Count the lines below that contain the word "title", and report only that number.

## DATA LINES
......

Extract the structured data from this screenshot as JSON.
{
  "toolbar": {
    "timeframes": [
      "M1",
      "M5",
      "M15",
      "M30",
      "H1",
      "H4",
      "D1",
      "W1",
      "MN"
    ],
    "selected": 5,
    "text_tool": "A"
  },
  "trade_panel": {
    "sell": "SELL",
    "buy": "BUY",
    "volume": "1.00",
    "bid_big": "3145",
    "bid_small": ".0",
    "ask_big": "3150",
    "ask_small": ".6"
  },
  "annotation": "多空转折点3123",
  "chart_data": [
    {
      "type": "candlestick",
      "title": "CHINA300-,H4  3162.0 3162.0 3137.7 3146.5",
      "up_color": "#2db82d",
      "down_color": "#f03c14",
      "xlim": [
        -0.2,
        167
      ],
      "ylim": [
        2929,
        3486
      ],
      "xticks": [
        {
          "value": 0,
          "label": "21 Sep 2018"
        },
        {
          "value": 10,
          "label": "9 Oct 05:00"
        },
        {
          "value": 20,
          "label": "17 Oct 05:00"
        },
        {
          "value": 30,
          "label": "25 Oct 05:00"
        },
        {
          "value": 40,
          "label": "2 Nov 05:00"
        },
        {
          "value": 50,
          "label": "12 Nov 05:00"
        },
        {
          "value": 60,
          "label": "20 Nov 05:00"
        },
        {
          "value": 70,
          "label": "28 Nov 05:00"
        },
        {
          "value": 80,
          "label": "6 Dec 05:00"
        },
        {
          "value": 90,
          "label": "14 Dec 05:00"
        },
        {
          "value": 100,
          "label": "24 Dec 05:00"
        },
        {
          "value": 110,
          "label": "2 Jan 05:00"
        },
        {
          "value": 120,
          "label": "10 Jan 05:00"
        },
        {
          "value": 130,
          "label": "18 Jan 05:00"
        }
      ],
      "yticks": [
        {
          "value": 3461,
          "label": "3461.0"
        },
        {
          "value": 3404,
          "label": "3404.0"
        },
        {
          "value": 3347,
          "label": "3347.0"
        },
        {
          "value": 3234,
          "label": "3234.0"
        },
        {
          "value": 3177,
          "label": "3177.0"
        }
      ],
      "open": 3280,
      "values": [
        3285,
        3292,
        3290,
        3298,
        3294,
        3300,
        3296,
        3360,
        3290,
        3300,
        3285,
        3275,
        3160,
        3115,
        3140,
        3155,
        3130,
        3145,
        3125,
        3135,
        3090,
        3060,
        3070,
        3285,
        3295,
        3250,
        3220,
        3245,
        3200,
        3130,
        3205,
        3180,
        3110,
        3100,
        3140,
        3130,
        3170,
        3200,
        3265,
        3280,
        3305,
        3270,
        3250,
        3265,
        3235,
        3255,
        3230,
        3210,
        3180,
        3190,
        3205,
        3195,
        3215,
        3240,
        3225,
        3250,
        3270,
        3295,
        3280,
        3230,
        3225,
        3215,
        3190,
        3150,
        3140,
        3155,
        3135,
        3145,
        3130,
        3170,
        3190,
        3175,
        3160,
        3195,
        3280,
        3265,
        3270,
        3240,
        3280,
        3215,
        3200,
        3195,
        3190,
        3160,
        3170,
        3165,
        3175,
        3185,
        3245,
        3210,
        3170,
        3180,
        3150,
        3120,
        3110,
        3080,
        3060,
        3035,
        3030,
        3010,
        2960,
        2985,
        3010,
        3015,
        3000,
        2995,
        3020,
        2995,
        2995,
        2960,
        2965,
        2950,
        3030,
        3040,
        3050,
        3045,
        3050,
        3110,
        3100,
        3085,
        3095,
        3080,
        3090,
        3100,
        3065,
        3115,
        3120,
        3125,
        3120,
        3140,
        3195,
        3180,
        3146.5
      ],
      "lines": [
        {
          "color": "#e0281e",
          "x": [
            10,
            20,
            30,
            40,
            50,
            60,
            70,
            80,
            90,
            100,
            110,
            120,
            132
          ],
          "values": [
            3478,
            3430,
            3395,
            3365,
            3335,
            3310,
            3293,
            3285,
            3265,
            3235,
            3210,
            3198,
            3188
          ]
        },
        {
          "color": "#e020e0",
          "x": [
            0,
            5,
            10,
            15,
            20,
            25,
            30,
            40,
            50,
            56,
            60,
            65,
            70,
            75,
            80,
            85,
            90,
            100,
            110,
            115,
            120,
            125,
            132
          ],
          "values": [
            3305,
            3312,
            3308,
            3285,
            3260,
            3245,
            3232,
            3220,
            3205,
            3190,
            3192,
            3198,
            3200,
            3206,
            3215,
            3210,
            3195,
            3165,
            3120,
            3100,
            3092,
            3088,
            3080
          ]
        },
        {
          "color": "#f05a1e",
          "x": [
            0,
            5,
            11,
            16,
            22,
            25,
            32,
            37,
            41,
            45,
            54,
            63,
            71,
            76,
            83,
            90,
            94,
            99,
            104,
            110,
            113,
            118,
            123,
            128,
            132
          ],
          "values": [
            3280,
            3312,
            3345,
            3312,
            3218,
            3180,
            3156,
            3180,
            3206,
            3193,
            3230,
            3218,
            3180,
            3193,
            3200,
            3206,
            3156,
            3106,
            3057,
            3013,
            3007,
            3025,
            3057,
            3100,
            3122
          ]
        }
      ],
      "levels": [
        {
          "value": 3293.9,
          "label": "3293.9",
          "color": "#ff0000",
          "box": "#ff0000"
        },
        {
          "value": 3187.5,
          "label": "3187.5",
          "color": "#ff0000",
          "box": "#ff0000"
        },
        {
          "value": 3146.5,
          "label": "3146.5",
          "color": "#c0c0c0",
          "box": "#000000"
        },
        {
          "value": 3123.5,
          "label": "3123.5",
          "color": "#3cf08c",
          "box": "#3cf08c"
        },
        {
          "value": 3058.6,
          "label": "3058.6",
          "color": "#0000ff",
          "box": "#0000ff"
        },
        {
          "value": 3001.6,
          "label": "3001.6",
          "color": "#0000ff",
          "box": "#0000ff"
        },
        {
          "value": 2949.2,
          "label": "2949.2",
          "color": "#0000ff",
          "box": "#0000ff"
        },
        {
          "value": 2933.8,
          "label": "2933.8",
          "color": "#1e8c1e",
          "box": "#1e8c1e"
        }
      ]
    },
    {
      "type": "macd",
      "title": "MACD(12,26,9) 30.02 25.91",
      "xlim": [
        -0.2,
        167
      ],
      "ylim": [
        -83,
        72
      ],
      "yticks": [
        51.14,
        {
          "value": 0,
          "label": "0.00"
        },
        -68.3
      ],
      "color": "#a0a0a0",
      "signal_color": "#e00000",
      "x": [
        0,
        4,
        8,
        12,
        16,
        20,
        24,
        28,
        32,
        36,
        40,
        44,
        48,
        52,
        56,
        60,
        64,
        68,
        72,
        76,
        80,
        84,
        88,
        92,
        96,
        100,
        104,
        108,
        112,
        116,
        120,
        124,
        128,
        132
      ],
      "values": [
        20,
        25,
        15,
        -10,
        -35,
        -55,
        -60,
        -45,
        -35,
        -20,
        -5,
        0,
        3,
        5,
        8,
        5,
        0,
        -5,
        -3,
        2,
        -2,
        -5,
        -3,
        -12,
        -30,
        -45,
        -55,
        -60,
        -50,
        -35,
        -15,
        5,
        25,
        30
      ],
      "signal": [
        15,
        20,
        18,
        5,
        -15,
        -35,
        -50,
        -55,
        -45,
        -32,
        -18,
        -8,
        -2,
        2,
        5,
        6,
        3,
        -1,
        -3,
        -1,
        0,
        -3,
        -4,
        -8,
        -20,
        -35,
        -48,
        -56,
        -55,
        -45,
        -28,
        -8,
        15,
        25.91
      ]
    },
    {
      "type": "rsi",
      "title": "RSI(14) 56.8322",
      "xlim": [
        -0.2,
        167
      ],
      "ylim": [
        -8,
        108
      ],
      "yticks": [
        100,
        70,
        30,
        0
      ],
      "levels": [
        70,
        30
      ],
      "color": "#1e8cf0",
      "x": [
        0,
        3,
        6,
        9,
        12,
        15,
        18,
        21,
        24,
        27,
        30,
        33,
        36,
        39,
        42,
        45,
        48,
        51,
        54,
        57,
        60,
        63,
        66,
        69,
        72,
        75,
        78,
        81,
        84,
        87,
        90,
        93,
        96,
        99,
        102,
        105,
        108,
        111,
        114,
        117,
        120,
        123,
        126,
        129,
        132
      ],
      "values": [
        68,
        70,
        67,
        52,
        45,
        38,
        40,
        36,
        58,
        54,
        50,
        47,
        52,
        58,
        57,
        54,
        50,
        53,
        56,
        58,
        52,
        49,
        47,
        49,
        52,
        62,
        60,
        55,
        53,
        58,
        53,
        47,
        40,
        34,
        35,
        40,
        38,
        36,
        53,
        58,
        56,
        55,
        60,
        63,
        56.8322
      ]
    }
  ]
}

......

## TASK SOLUTION
3